(Stored data)

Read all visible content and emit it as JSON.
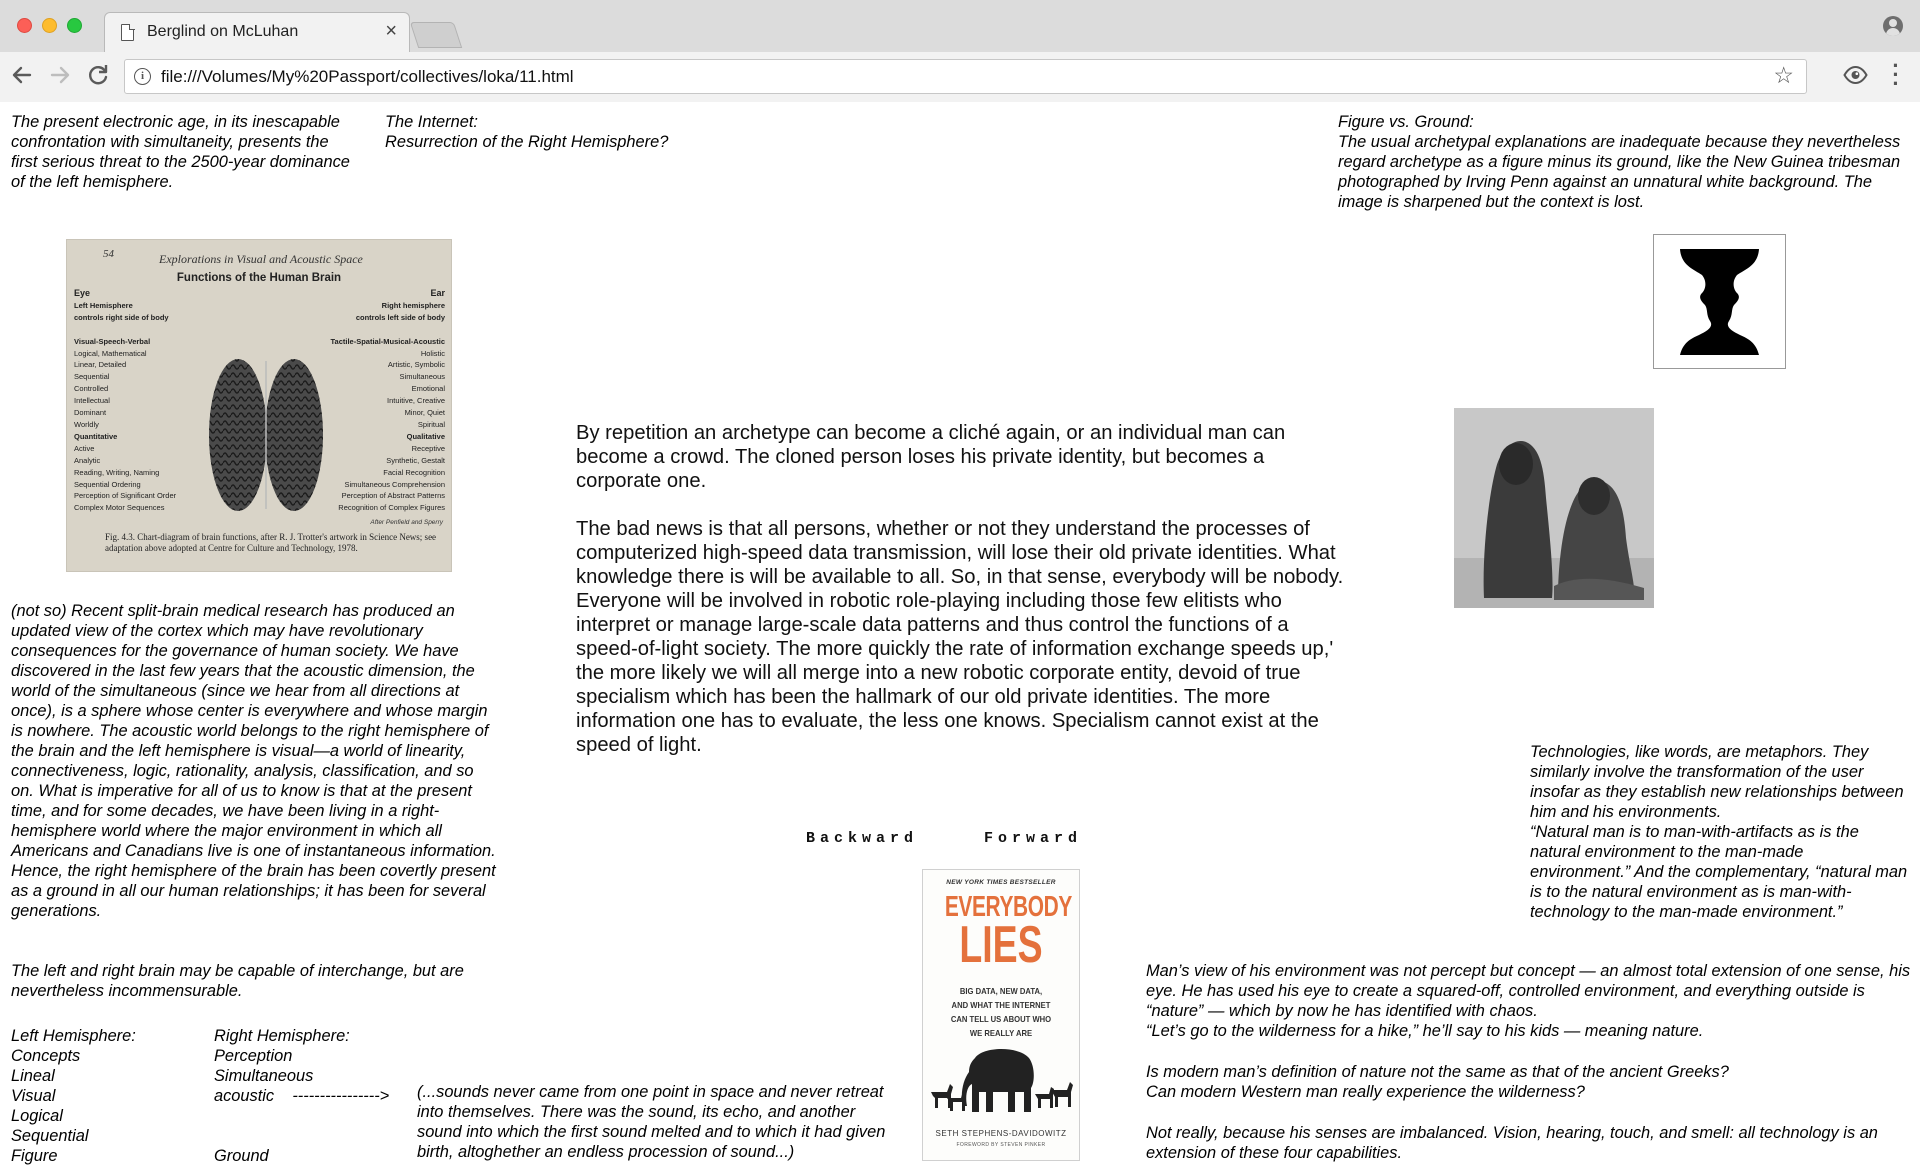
{
  "browser": {
    "tab_title": "Berglind on McLuhan",
    "tab_close": "×",
    "url": "file:///Volumes/My%20Passport/collectives/loka/11.html",
    "icons": [
      "page-icon",
      "close-icon",
      "profile-icon",
      "back-arrow-icon",
      "forward-arrow-icon",
      "reload-icon",
      "info-icon",
      "star-icon",
      "eye-icon",
      "menu-dots-icon"
    ]
  },
  "page": {
    "top_left_quote": "The present electronic age, in its inescapable confrontation with simultaneity, presents the first serious threat to the 2500-year dominance of the left hemisphere.",
    "top_center_title": "The Internet:\nResurrection of the Right Hemisphere?",
    "top_right_title": "Figure vs. Ground:",
    "top_right_text": "The usual archetypal explanations are inadequate because they nevertheless regard archetype as a figure minus its ground, like the New Guinea tribesman photographed by Irving Penn against an unnatural white background. The image is sharpened but the context is lost.",
    "brain_image": {
      "page_number": "54",
      "running_head": "Explorations in Visual and Acoustic Space",
      "title": "Functions of the Human Brain",
      "left_column": [
        "Eye",
        "Left Hemisphere",
        "controls right side of body",
        "",
        "Visual-Speech-Verbal",
        "Logical, Mathematical",
        "Linear, Detailed",
        "Sequential",
        "Controlled",
        "Intellectual",
        "Dominant",
        "Worldly",
        "Quantitative",
        "Active",
        "Analytic",
        "Reading, Writing, Naming",
        "Sequential Ordering",
        "Perception of Significant Order",
        "Complex Motor Sequences"
      ],
      "right_column": [
        "Ear",
        "Right hemisphere",
        "controls left side of body",
        "",
        "Tactile-Spatial-Musical-Acoustic",
        "Holistic",
        "Artistic, Symbolic",
        "Simultaneous",
        "Emotional",
        "Intuitive, Creative",
        "Minor, Quiet",
        "Spiritual",
        "Qualitative",
        "Receptive",
        "Synthetic, Gestalt",
        "Facial Recognition",
        "Simultaneous Comprehension",
        "Perception of Abstract Patterns",
        "Recognition of Complex Figures"
      ],
      "credit": "After Penfield and Sperry",
      "caption": "Fig. 4.3. Chart-diagram of brain functions, after R. J. Trotter's artwork in Science News; see adaptation above adopted at Centre for Culture and Technology, 1978."
    },
    "main_paragraph_1": "By repetition an archetype can become a cliché again, or an individual man can become a crowd. The cloned person loses his private identity, but becomes a corporate one.",
    "main_paragraph_2": "The bad news is that all persons, whether or not they understand the processes of computerized high-speed data transmission, will lose their old private identities. What knowledge there is will be available to all. So, in that sense, everybody will be nobody. Everyone will be involved in robotic role-playing including those few elitists who interpret or manage large-scale data patterns and thus control the functions of a speed-of-light society. The more quickly the rate of information exchange speeds up,' the more likely we will all merge into a new robotic corporate entity, devoid of true specialism which has been the hallmark of our old private identities. The more information one has to evaluate, the less one knows. Specialism cannot exist at the speed of light.",
    "split_brain_text": "(not so) Recent split-brain medical research has produced an updated view of the cortex which may have revolutionary consequences for the governance of human society. We have discovered in the last few years that the acoustic dimension, the world of the simultaneous (since we hear from all directions at once), is a sphere whose center is everywhere and whose margin is nowhere. The acoustic world belongs to the right hemisphere of the brain and the left hemisphere is visual—a world of linearity, connectiveness, logic, rationality, analysis, classification, and so on. What is imperative for all of us to know is that at the present time, and for some decades, we have been living in a right-hemisphere world where the major environment in which all Americans and Canadians live is one of instantaneous information. Hence, the right hemisphere of the brain has been covertly present as a ground in all our human relationships; it has been for several generations.",
    "interchange_text": "The left and right brain may be capable of interchange, but are nevertheless incommensurable.",
    "left_hemisphere_list": [
      "Left Hemisphere:",
      "Concepts",
      "Lineal",
      "Visual",
      "Logical",
      "Sequential",
      "Figure"
    ],
    "right_hemisphere_list": [
      "Right Hemisphere:",
      "Perception",
      "Simultaneous",
      "acoustic    ---------------->",
      "",
      "",
      "Ground"
    ],
    "sounds_quote": "(...sounds never came from one point in space and never retreat into themselves. There was the sound, its echo, and another sound into which the first sound melted and to which it had given birth, altoghether an endless procession of sound...)",
    "nav": {
      "backward": "Backward",
      "forward": "Forward"
    },
    "book": {
      "top_line": "NEW YORK TIMES BESTSELLER",
      "title_1": "EVERYBODY",
      "title_2": "LIES",
      "subtitle": [
        "BIG DATA, NEW DATA,",
        "AND WHAT THE INTERNET",
        "CAN TELL US ABOUT WHO",
        "WE REALLY ARE"
      ],
      "author": "SETH STEPHENS-DAVIDOWITZ",
      "foreword": "FOREWORD BY STEVEN PINKER"
    },
    "technologies_text": "Technologies, like words, are metaphors. They similarly involve the transformation of the user insofar as they establish new relationships between him and his environments.\n“Natural man is to man-with-artifacts as is the natural environment to the man-made environment.” And the complementary, “natural man is to the natural environment as is man-with-technology to the man-made environment.”",
    "mans_view_text": "Man’s view of his environment was not percept but concept — an almost total extension of one sense, his eye. He has used his eye to create a squared-off, controlled environment, and everything outside is “nature” — which by now he has identified with chaos.\n“Let’s go to the wilderness for a hike,” he’ll say to his kids — meaning nature.",
    "question_text": "Is modern man’s definition of nature not the same as that of the ancient Greeks?\nCan modern Western man really experience the wilderness?",
    "senses_text": "Not really, because his senses are imbalanced. Vision, hearing, touch, and smell: all technology is an extension of these four capabilities."
  }
}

→ **What you are asked to do**:
Look through the data above. Find each line with the string "from" and copy it.

→ **Output for this exercise**:
    "split_brain_text": "(not so) Recent split-brain medical research has produced an updated view of the cortex which may have revolutionary consequences for the governance of human society. We have discovered in the last few years that the acoustic dimension, the world of the simultaneous (since we hear from all directions at once), is a sphere whose center is everywhere and whose margin is nowhere. The acoustic world belongs to the right hemisphere of the brain and the left hemisphere is visual—a world of linearity, connectiveness, logic, rationality, analysis, classification, and so on. What is imperative for all of us to know is that at the present time, and for some decades, we have been living in a right-hemisphere world where the major environment in which all Americans and Canadians live is one of instantaneous information. Hence, the right hemisphere of the brain has been covertly present as a ground in all our human relationships; it has been for several generations.",
    "sounds_quote": "(...sounds never came from one point in space and never retreat into themselves. There was the sound, its echo, and another sound into which the first sound melted and to which it had given birth, altoghether an endless procession of sound...)",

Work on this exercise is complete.